* SET TASK *
Continue the passage describing the variables in a study of China's U.S. Treasury holdings, starting after its last line.

* SELECTED PASSAGE *

***

Score of China-U.S. Relations (REL)
The data is from the “Foreign Relations Database” of the Institute of International Relations, Tsinghua University, China. The paper takes it as the core independent variable. According to the Institute of International Relations, Tsinghua University (2012a, 2012b), this database uses quantitative measurement methods to score the bilateral relations between China and seven major powers, namely the United States, Japan, Russia (Soviet Union), the United Kingdom, France, India, and Germany. The events include visits, meetings, statements, and diplomatic events (including exceptions and treaty agreements). The main sources of the events are the People’s Daily and the Chinese Ministry of Foreign Affairs website. The score range is [−9, 9], with events with a positive impact on the relationship assigned a positive value and events with a negative impact assigned a negative value. The total score for the current month’s events is calculated based on a formula. It has consistency in statistical methods over a long period of time, and can accurately capture the bilateral political relations between China and other countries (For more details, see the website of the Institute of International Relations, Tsinghua University: http://www.tuiir.tsinghua.edu.cn).
China’s Foreign Exchange Reserves (lnFR)
The original data is from the People’s Bank of China, and the paper takes its natural logarithm. As foreign exchange reserves are the main source of funds for China to purchase U.S. Treasuries, the variable can reflect the changes in the “pool of funds” that China uses to purchase dollar assets.
China-U.S. Trade Balance (lnNT)
The original data is from the General Administration of Customs of China, and the paper takes its natural logarithm. The trade balance between China and the U.S. (totally China’s surplus within the study period) directly reflects the size of China’s dollar reserves from the U.S. in the current account. Some studies believe that the trade surplus with the U.S. is the most important reason for China to have large dollar reserves and purchase large-scale U.S. Treasury securities (Sun, 2014). On the other hand, since the bilateral trade between China and the U.S. is an important area of interaction between the two counties and the China-U.S. trade war has a far-reaching impact on both countries in recent years, the variable can also reflect the economic ties and trend of trade between China and the U.S.
Absolute Rate of Returns of U.S. Treasury Securities (R)
The original data is from the Federal Reserve. As 3-month, 1-year, 3-year, 10-year, and 20-year U.S. Treasuries are the main types purchased by China which cover short, medium, and long-term bonds, the paper refers to the method of Wu and Wang (2010) and takes the arithmetic average of the five bond returns as the absolute level of U.S. Treasury returns. Since the returns are daily data, their monthly average are taken to reduce the loss of information. The variable mainly reflects the economic benefits of China’s investment in U.S. Treasury securities and the effect of maintenance and appreciation of dollar assets.
Relative Returns of U.S. Treasury Securities (CR)

***

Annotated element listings

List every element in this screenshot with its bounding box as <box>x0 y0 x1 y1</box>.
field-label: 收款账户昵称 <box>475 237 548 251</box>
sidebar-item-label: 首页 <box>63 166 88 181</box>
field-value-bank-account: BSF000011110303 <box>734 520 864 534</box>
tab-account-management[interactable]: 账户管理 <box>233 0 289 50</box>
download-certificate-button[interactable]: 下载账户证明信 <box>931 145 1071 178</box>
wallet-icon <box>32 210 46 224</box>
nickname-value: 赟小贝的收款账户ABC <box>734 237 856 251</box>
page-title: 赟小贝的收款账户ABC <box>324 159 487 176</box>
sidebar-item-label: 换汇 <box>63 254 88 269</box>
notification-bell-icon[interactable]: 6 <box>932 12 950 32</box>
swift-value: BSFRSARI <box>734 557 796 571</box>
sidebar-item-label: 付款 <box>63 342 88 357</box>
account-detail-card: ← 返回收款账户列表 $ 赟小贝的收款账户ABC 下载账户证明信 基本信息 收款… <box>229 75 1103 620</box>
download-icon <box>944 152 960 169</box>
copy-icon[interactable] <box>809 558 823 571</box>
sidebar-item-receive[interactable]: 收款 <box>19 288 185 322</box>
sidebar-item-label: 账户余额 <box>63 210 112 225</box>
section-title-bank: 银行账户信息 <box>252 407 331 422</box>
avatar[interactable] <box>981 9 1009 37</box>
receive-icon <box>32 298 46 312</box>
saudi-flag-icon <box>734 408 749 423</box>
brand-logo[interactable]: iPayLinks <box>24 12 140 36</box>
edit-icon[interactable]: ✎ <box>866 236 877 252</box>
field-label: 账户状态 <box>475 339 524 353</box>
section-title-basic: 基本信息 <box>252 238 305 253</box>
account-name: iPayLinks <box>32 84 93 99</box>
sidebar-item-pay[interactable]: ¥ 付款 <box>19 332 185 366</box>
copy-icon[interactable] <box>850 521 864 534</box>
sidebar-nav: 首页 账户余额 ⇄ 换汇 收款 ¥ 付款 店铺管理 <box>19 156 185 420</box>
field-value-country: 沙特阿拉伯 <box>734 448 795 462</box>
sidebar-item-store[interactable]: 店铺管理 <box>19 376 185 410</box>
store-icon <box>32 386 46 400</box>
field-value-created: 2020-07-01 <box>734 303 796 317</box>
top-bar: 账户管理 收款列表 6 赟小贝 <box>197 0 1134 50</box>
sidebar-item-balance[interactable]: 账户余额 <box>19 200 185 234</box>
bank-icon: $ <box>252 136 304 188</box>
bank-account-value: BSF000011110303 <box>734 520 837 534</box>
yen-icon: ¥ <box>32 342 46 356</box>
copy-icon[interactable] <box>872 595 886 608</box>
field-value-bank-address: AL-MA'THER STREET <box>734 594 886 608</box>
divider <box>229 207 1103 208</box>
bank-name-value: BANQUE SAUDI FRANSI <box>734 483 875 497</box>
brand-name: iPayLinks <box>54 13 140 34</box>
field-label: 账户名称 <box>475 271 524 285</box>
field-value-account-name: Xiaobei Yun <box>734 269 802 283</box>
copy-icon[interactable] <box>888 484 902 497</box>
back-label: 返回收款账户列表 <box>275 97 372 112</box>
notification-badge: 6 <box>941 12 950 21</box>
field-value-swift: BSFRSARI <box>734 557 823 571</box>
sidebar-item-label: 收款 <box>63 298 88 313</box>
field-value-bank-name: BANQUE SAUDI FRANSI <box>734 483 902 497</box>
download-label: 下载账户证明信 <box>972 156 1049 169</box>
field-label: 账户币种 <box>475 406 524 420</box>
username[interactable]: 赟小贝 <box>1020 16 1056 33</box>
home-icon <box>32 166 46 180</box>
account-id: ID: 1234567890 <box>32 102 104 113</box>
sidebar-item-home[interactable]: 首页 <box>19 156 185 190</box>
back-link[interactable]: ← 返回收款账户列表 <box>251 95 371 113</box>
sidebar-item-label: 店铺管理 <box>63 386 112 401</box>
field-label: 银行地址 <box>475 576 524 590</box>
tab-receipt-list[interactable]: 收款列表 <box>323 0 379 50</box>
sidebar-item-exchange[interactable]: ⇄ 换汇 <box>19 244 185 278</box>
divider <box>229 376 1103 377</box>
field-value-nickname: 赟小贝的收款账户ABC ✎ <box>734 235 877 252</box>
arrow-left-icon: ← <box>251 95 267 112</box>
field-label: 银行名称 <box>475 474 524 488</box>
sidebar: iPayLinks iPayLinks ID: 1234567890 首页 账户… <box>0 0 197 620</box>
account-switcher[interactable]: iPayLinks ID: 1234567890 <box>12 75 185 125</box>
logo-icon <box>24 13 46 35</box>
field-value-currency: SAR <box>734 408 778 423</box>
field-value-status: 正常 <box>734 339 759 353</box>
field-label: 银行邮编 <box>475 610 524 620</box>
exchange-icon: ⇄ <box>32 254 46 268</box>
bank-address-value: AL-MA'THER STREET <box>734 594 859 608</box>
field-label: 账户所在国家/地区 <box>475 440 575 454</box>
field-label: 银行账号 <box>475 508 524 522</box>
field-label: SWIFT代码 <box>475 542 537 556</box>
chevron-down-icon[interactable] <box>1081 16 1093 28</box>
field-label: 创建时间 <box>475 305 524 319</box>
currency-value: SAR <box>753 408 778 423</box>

***

* RESULT OF THIS TASK *
The U.S. corporate bond returns are taken as the benchmark, and the data is from the U.S. Department of the Treasury. The paper takes the arithmetic average of returns of 6-month, 1-year, 3-year, 10-year, and 20-year corporate bonds respectively. It further takes the spread between the absolute returns of U.S. Treasuries and U.S. corporate bonds of each month to obtain the relative returns of U.S. Treasuries. The variable mainly reflects the opportunity cost of China’s investment in U.S. Treasuries and how other investment options affect China’s behavior in holding U.S. Treasuries.
In addition, some scholars have also considered the exchange rate as one of the factors affecting the scale of China’s holdings of U.S. Treasuries (Wu & Wang, 2010). However, China’s dollar reserves are the main source of funds for China’s purchase of U.S. Treasuries. Since China has large dollar reserves and the U.S. Treasuries only account for a portion of them, China will not artificially convert RMB or reserves of other currencies into dollars for U.S. Treasury investment. Therefore, the exchange rate is not taken into account in the paper. Table 1 describes the descriptive statistics of the data sample.
Descriptive Statistics of the Variables.
Stationarity Test of Variables
The variable REL uses the score of the China-U.S. relations in the “Foreign Relations Database.” Since this variable is gained by scoring political events, which is different from general economic variables and not affected by time trends, it does not need to be tested for stationarity. ADF unit root test is used to test the stationarity of other variables, and results are shown in Table 2. It can be seen that all variables can reject the null hypothesis at the 5% significance level, indicating that they are all stationary and can be used for further econometric analysis.
ADF Unit Root Test Results.
Note.** and *** indicate statistical significance at 5% and 1% levels, respectively. The lag order is selected according to SC. C represents the intercept, T represents the linear trend term, and N represents neither the intercept term nor the linear trend term.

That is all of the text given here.